== STORED RECORDS ==
____________________

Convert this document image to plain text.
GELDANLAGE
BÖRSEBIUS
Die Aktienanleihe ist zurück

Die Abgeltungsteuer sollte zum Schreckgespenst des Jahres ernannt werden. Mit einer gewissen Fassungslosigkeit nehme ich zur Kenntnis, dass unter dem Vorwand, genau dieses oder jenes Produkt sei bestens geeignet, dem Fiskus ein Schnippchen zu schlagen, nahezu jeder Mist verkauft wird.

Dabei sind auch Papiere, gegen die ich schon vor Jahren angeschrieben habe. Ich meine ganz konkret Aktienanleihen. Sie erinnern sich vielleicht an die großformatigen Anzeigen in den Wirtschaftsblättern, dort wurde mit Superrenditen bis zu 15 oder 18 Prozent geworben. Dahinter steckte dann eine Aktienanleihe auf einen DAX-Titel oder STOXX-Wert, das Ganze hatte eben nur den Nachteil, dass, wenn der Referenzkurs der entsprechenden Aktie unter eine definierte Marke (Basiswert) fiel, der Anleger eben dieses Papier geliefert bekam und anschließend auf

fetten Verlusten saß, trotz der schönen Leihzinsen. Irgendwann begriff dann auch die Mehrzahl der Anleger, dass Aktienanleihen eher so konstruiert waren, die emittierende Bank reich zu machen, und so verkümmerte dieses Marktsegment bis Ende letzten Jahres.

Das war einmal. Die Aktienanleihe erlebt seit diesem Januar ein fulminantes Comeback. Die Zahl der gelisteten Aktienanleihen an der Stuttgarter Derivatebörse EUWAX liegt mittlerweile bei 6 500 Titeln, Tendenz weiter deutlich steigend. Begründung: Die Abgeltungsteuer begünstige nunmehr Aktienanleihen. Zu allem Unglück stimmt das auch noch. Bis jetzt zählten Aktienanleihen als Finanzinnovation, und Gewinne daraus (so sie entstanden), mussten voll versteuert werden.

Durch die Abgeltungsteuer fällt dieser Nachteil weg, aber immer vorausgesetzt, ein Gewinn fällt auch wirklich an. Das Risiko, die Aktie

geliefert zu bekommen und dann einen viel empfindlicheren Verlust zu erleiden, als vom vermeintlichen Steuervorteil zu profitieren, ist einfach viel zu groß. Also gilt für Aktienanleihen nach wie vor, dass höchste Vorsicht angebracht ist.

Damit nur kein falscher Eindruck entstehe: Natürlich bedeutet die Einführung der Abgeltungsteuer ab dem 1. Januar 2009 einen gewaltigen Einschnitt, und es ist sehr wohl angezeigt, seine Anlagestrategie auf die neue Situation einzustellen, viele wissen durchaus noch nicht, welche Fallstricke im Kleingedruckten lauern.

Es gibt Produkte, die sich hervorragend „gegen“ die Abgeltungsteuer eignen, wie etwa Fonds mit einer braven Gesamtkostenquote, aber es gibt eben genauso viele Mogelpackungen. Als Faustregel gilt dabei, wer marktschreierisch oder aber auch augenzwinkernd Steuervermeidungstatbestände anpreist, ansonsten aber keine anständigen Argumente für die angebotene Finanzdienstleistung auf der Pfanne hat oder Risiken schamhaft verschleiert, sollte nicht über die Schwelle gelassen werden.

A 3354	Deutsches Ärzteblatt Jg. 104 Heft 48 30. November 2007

____________________

== WRITTEN INSTRUCTION ==
Make a verbatim copy of every entry shown above.

== FINISHED TASK ==
Convert this document image to plain text.
GELDANLAGE
BÖRSEBIUS
Die Aktienanleihe ist zurück

Die Abgeltungsteuer sollte zum Schreckgespenst des Jahres ernannt werden. Mit einer gewissen Fassungslosigkeit nehme ich zur Kenntnis, dass unter dem Vorwand, genau dieses oder jenes Produkt sei bestens geeignet, dem Fiskus ein Schnippchen zu schlagen, nahezu jeder Mist verkauft wird.

Dabei sind auch Papiere, gegen die ich schon vor Jahren angeschrieben habe. Ich meine ganz konkret Aktienanleihen. Sie erinnern sich vielleicht an die großformatigen Anzeigen in den Wirtschaftsblättern, dort wurde mit Superrenditen bis zu 15 oder 18 Prozent geworben. Dahinter steckte dann eine Aktienanleihe auf einen DAX-Titel oder STOXX-Wert, das Ganze hatte eben nur den Nachteil, dass, wenn der Referenzkurs der entsprechenden Aktie unter eine definierte Marke (Basiswert) fiel, der Anleger eben dieses Papier geliefert bekam und anschließend auf

fetten Verlusten saß, trotz der schönen Leihzinsen. Irgendwann begriff dann auch die Mehrzahl der Anleger, dass Aktienanleihen eher so konstruiert waren, die emittierende Bank reich zu machen, und so verkümmerte dieses Marktsegment bis Ende letzten Jahres.

Das war einmal. Die Aktienanleihe erlebt seit diesem Januar ein fulminantes Comeback. Die Zahl der gelisteten Aktienanleihen an der Stuttgarter Derivatebörse EUWAX liegt mittlerweile bei 6 500 Titeln, Tendenz weiter deutlich steigend. Begründung: Die Abgeltungsteuer begünstige nunmehr Aktienanleihen. Zu allem Unglück stimmt das auch noch. Bis jetzt zählten Aktienanleihen als Finanzinnovation, und Gewinne daraus (so sie entstanden), mussten voll versteuert werden.

Durch die Abgeltungsteuer fällt dieser Nachteil weg, aber immer vorausgesetzt, ein Gewinn fällt auch wirklich an. Das Risiko, die Aktie

geliefert zu bekommen und dann einen viel empfindlicheren Verlust zu erleiden, als vom vermeintlichen Steuervorteil zu profitieren, ist einfach viel zu groß. Also gilt für Aktienanleihen nach wie vor, dass höchste Vorsicht angebracht ist.

Damit nur kein falscher Eindruck entstehe: Natürlich bedeutet die Einführung der Abgeltungsteuer ab dem 1. Januar 2009 einen gewaltigen Einschnitt, und es ist sehr wohl angezeigt, seine Anlagestrategie auf die neue Situation einzustellen, viele wissen durchaus noch nicht, welche Fallstricke im Kleingedruckten lauern.

Es gibt Produkte, die sich hervorragend „gegen“ die Abgeltungsteuer eignen, wie etwa Fonds mit einer braven Gesamtkostenquote, aber es gibt eben genauso viele Mogelpackungen. Als Faustregel gilt dabei, wer marktschreierisch oder aber auch augenzwinkernd Steuervermeidungstatbestände anpreist, ansonsten aber keine anständigen Argumente für die angebotene Finanzdienstleistung auf der Pfanne hat oder Risiken schamhaft verschleiert, sollte nicht über die Schwelle gelassen werden.

A 3354	Deutsches Ärzteblatt Jg. 104 Heft 48 30. November 2007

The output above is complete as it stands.